**WHAT TO WORK ON:** Look for the word "echo" in the entries below, then copy every line that has it.

**PROVIDED RECORDS:**
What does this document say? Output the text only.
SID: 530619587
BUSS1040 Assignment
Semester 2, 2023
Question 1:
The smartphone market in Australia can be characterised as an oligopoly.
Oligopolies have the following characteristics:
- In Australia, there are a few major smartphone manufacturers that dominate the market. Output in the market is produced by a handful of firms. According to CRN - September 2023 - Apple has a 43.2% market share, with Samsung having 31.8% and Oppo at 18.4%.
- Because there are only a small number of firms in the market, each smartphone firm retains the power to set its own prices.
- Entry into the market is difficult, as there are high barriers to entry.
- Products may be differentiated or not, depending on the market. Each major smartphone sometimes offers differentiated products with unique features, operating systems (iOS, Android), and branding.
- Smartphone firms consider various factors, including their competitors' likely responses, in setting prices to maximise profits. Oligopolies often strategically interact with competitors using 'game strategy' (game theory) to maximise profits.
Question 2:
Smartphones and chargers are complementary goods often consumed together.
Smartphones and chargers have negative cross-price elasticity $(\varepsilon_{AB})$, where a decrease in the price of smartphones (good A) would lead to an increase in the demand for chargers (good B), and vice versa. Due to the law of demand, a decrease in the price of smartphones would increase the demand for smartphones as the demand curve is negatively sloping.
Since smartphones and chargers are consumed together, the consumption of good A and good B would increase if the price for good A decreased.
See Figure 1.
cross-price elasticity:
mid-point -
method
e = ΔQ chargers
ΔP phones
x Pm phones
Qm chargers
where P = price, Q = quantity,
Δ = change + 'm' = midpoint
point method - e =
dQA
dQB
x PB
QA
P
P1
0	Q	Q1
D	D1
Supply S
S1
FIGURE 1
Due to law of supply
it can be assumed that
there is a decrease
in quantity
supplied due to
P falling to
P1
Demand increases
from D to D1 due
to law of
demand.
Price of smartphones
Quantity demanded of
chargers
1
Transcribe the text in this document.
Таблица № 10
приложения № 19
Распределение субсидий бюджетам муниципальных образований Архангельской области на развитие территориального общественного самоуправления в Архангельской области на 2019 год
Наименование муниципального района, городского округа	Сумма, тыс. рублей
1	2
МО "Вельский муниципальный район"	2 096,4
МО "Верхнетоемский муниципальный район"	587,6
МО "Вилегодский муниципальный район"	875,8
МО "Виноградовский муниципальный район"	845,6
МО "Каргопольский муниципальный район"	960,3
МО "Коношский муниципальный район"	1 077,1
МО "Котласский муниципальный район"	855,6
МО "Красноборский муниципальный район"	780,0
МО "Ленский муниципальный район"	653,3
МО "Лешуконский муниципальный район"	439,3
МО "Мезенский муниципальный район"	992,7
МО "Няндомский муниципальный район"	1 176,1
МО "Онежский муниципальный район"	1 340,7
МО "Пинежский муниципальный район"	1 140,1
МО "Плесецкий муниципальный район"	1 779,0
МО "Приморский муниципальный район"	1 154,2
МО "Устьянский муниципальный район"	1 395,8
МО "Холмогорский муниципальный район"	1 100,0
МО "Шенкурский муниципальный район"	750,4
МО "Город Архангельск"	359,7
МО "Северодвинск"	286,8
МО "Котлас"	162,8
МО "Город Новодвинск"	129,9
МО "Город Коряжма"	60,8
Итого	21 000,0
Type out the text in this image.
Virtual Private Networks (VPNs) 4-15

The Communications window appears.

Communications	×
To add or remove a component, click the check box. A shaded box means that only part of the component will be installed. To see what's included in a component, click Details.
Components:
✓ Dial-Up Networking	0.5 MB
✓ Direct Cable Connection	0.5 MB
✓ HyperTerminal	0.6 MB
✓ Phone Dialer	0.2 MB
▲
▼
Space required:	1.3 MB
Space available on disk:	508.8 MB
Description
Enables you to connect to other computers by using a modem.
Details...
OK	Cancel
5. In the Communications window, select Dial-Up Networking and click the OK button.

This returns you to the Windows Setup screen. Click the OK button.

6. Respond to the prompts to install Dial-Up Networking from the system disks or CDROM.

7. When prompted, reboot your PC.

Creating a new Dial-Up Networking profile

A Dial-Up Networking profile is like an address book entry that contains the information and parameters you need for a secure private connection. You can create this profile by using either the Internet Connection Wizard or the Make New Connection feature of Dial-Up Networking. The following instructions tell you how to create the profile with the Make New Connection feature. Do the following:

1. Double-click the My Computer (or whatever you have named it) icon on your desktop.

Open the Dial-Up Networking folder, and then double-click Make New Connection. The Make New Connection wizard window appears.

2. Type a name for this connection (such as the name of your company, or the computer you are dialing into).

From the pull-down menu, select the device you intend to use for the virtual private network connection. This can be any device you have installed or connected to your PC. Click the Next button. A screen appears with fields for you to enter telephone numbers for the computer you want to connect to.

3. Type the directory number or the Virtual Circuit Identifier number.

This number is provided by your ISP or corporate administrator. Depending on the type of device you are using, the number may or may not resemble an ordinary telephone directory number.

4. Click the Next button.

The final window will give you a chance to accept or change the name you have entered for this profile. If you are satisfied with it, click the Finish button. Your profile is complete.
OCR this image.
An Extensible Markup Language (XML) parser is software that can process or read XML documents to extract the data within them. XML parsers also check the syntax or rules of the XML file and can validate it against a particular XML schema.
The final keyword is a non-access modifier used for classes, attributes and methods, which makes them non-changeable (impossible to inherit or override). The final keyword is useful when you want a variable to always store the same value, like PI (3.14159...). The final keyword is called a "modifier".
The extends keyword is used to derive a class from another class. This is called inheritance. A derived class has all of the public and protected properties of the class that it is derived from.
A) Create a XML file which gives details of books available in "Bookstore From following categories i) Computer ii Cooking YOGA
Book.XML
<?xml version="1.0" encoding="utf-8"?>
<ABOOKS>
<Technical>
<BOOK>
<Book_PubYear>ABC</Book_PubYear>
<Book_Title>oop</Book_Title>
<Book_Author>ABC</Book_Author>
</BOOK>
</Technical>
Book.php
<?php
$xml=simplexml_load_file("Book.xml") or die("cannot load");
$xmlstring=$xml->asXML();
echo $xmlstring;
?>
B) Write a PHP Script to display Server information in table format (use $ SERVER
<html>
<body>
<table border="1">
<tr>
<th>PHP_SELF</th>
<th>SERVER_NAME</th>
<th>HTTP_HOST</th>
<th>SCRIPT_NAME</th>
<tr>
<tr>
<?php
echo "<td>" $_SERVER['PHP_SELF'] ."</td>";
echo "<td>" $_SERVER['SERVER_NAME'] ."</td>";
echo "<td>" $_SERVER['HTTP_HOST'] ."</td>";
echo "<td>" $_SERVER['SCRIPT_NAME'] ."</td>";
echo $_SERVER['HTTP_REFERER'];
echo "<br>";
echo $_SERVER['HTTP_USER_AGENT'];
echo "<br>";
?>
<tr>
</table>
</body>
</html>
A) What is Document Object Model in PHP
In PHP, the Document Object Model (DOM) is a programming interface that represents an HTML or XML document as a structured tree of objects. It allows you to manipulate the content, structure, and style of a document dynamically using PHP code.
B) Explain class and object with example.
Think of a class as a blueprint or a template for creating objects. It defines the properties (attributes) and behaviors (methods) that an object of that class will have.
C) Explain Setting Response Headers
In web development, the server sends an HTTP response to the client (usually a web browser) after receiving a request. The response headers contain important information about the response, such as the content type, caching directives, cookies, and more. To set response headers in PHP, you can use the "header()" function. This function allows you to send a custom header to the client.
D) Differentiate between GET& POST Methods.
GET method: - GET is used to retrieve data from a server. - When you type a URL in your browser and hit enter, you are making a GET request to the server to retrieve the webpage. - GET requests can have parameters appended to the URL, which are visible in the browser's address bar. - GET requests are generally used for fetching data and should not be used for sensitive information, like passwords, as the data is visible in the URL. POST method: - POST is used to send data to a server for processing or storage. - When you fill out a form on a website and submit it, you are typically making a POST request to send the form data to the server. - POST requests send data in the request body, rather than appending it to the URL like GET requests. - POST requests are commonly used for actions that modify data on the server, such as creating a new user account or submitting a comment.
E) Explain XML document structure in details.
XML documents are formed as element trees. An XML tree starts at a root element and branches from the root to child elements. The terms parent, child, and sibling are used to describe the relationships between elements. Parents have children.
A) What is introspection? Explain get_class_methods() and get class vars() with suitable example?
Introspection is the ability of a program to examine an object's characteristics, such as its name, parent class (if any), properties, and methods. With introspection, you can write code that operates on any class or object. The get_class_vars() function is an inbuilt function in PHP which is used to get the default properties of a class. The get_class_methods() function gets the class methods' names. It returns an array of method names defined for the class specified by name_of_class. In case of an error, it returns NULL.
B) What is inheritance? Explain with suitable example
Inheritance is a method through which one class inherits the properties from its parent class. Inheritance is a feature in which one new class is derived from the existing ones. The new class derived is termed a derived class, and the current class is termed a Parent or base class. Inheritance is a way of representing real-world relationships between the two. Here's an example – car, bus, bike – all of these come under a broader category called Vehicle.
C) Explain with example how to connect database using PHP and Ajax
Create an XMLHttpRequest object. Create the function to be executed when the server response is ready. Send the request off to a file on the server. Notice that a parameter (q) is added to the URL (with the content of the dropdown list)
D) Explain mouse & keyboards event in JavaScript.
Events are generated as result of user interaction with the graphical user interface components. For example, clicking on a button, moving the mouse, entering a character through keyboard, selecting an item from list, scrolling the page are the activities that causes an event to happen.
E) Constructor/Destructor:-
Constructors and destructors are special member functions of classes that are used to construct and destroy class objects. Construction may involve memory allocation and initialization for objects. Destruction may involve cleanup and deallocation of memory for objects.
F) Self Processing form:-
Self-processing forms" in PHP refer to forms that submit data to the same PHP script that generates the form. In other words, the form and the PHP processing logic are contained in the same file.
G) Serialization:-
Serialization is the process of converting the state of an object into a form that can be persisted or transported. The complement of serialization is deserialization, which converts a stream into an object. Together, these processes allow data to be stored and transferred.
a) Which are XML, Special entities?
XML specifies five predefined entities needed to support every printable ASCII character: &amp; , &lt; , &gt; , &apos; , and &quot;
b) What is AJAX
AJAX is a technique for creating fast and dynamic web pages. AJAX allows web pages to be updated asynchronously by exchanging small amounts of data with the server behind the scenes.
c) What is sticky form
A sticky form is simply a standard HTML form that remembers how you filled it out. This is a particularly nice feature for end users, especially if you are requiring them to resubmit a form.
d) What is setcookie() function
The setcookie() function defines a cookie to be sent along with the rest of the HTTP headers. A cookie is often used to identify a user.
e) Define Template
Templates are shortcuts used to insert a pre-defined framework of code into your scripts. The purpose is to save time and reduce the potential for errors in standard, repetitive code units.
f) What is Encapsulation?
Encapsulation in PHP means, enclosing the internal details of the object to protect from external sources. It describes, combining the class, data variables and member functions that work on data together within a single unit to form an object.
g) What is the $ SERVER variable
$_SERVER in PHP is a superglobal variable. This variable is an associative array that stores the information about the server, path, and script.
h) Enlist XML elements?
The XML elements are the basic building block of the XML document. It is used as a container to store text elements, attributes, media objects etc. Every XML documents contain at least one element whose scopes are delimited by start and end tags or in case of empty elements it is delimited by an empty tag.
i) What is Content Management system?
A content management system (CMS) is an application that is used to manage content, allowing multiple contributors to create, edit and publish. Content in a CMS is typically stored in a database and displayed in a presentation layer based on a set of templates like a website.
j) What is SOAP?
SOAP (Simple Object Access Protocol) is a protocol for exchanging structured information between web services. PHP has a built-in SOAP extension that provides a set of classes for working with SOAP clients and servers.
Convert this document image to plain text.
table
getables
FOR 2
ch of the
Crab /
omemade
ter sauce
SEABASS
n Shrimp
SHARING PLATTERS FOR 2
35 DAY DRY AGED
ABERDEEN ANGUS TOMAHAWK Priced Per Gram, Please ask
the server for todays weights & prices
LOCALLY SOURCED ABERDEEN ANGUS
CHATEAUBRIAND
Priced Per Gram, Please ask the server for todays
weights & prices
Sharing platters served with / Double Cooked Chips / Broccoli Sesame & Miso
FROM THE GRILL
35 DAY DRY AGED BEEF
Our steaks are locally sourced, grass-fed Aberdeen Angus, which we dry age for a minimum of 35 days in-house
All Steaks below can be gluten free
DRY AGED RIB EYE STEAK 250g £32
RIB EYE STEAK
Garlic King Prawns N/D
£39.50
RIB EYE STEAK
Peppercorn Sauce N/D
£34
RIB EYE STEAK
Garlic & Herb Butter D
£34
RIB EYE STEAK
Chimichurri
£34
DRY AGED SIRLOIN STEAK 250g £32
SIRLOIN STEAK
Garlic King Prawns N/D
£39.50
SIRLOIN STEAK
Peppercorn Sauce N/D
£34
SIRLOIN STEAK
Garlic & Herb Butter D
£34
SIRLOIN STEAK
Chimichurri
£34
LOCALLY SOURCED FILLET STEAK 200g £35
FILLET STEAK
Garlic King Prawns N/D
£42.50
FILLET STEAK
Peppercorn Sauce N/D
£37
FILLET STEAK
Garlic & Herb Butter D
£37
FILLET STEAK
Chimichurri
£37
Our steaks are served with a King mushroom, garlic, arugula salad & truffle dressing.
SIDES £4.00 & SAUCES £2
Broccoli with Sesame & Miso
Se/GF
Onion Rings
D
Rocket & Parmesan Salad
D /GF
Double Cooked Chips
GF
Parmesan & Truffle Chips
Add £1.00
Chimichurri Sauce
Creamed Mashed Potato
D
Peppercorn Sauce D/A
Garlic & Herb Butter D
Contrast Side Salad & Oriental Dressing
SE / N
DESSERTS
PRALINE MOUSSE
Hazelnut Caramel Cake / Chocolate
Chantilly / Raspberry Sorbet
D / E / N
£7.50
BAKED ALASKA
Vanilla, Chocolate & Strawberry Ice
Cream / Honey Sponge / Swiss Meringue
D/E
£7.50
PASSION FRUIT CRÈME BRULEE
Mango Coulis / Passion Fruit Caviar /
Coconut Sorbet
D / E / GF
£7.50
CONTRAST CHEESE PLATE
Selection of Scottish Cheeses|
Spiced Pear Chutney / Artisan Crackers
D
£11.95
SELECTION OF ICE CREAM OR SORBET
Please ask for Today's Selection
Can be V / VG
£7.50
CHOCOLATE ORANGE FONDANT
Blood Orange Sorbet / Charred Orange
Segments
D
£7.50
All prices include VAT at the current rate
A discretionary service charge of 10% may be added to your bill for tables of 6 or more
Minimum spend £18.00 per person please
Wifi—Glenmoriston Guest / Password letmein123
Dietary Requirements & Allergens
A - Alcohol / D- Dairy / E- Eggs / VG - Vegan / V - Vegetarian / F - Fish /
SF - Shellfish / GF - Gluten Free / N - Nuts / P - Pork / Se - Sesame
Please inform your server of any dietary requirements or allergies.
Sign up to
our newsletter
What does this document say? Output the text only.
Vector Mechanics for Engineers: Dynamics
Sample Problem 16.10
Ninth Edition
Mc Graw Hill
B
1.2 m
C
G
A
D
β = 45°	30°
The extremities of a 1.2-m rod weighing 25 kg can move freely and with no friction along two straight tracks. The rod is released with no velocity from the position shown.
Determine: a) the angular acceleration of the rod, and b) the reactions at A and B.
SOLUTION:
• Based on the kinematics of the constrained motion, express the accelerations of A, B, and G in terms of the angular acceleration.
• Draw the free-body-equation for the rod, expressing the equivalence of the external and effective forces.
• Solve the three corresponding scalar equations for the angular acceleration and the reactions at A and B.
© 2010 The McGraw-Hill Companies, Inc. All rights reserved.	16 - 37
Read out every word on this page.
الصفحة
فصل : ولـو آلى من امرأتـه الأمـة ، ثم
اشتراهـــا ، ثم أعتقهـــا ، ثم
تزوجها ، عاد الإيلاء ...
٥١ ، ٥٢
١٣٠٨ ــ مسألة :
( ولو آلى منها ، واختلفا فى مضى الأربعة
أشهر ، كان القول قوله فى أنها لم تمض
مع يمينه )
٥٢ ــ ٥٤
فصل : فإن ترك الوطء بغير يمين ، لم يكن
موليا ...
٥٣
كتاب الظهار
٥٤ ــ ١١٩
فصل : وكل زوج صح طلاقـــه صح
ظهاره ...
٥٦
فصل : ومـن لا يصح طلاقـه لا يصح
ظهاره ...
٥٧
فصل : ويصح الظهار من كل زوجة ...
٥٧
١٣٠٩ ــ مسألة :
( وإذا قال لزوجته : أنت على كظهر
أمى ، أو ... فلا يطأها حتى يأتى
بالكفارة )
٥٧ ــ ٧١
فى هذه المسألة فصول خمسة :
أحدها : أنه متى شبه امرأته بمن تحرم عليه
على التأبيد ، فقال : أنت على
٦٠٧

**ANSWER TO THE PROBLEM:**
echo $xmlstring;
echo "<td>" $_SERVER['PHP_SELF'] ."</td>";
echo "<td>" $_SERVER['SERVER_NAME'] ."</td>";
echo "<td>" $_SERVER['HTTP_HOST'] ."</td>";
echo "<td>" $_SERVER['SCRIPT_NAME'] ."</td>";
echo $_SERVER['HTTP_REFERER'];
echo "<br>";
echo $_SERVER['HTTP_USER_AGENT'];
echo "<br>";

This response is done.